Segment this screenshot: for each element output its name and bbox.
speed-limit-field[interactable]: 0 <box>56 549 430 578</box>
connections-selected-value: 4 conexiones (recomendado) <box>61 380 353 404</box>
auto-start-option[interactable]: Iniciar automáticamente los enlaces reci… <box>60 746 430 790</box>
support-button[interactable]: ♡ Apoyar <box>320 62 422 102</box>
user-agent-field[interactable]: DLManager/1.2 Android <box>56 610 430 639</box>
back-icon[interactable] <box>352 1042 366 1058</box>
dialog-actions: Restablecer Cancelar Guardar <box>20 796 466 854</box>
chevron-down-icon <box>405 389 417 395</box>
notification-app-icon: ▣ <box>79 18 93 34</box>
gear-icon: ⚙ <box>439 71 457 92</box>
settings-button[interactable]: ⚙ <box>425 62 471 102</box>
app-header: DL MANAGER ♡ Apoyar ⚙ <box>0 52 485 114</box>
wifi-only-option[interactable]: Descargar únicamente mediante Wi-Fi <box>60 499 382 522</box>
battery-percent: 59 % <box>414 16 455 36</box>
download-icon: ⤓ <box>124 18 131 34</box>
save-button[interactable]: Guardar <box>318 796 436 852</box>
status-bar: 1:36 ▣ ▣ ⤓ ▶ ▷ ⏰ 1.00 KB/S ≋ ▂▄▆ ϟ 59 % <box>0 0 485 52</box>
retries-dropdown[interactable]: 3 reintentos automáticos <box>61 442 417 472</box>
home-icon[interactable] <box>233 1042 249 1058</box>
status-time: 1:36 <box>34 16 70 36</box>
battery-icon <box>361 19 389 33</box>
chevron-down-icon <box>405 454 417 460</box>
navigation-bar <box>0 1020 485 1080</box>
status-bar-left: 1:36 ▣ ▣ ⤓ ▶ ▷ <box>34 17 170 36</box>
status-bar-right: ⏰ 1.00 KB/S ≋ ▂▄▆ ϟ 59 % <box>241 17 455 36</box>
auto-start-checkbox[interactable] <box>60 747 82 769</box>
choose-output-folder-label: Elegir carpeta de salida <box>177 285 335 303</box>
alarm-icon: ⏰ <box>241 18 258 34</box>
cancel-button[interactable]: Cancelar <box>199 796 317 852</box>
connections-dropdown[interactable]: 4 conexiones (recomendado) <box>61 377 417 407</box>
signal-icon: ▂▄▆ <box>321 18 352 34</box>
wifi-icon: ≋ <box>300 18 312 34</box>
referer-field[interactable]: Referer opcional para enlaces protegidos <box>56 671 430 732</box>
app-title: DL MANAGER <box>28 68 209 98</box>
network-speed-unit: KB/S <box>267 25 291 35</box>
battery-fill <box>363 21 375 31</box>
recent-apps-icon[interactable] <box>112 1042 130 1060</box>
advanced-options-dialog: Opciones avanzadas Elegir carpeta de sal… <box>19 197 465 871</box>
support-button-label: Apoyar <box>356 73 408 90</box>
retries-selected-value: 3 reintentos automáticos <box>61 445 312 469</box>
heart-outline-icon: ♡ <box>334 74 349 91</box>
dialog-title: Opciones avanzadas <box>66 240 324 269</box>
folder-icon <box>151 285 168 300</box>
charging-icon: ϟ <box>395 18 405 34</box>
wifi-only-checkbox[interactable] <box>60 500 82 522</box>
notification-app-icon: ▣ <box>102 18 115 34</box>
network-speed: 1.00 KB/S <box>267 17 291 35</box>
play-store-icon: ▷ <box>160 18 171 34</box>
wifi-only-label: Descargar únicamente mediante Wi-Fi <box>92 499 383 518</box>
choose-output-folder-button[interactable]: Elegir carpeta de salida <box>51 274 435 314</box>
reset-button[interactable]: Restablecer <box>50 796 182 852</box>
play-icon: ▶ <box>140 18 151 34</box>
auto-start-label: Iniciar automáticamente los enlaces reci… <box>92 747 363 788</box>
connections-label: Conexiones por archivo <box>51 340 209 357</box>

# # # # # # #

▶ Aim of the task:
Rewrite all of the records above, replacing every instance of "chevron-down-icon" with "dropdown-arrow-icon" and leaving everything else unchanged.

▶ In response:
Segment this screenshot: for each element output its name and bbox.
speed-limit-field[interactable]: 0 <box>56 549 430 578</box>
connections-selected-value: 4 conexiones (recomendado) <box>61 380 353 404</box>
auto-start-option[interactable]: Iniciar automáticamente los enlaces reci… <box>60 746 430 790</box>
support-button[interactable]: ♡ Apoyar <box>320 62 422 102</box>
user-agent-field[interactable]: DLManager/1.2 Android <box>56 610 430 639</box>
back-icon[interactable] <box>352 1042 366 1058</box>
dialog-actions: Restablecer Cancelar Guardar <box>20 796 466 854</box>
dropdown-arrow-icon <box>405 389 417 395</box>
notification-app-icon: ▣ <box>79 18 93 34</box>
gear-icon: ⚙ <box>439 71 457 92</box>
settings-button[interactable]: ⚙ <box>425 62 471 102</box>
app-header: DL MANAGER ♡ Apoyar ⚙ <box>0 52 485 114</box>
wifi-only-option[interactable]: Descargar únicamente mediante Wi-Fi <box>60 499 382 522</box>
battery-percent: 59 % <box>414 16 455 36</box>
download-icon: ⤓ <box>124 18 131 34</box>
save-button[interactable]: Guardar <box>318 796 436 852</box>
status-bar: 1:36 ▣ ▣ ⤓ ▶ ▷ ⏰ 1.00 KB/S ≋ ▂▄▆ ϟ 59 % <box>0 0 485 52</box>
retries-dropdown[interactable]: 3 reintentos automáticos <box>61 442 417 472</box>
home-icon[interactable] <box>233 1042 249 1058</box>
status-time: 1:36 <box>34 16 70 36</box>
battery-icon <box>361 19 389 33</box>
dropdown-arrow-icon <box>405 454 417 460</box>
navigation-bar <box>0 1020 485 1080</box>
status-bar-left: 1:36 ▣ ▣ ⤓ ▶ ▷ <box>34 17 170 36</box>
status-bar-right: ⏰ 1.00 KB/S ≋ ▂▄▆ ϟ 59 % <box>241 17 455 36</box>
auto-start-checkbox[interactable] <box>60 747 82 769</box>
choose-output-folder-label: Elegir carpeta de salida <box>177 285 335 303</box>
alarm-icon: ⏰ <box>241 18 258 34</box>
cancel-button[interactable]: Cancelar <box>199 796 317 852</box>
connections-dropdown[interactable]: 4 conexiones (recomendado) <box>61 377 417 407</box>
signal-icon: ▂▄▆ <box>321 18 352 34</box>
wifi-icon: ≋ <box>300 18 312 34</box>
referer-field[interactable]: Referer opcional para enlaces protegidos <box>56 671 430 732</box>
app-title: DL MANAGER <box>28 68 209 98</box>
network-speed-unit: KB/S <box>267 25 291 35</box>
battery-fill <box>363 21 375 31</box>
recent-apps-icon[interactable] <box>112 1042 130 1060</box>
advanced-options-dialog: Opciones avanzadas Elegir carpeta de sal… <box>19 197 465 871</box>
support-button-label: Apoyar <box>356 73 408 90</box>
retries-selected-value: 3 reintentos automáticos <box>61 445 312 469</box>
heart-outline-icon: ♡ <box>334 74 349 91</box>
dialog-title: Opciones avanzadas <box>66 240 324 269</box>
folder-icon <box>151 285 168 300</box>
charging-icon: ϟ <box>395 18 405 34</box>
wifi-only-checkbox[interactable] <box>60 500 82 522</box>
notification-app-icon: ▣ <box>102 18 115 34</box>
network-speed: 1.00 KB/S <box>267 17 291 35</box>
play-store-icon: ▷ <box>160 18 171 34</box>
wifi-only-label: Descargar únicamente mediante Wi-Fi <box>92 499 383 518</box>
choose-output-folder-button[interactable]: Elegir carpeta de salida <box>51 274 435 314</box>
reset-button[interactable]: Restablecer <box>50 796 182 852</box>
play-icon: ▶ <box>140 18 151 34</box>
auto-start-label: Iniciar automáticamente los enlaces reci… <box>92 747 363 788</box>
connections-label: Conexiones por archivo <box>51 340 209 357</box>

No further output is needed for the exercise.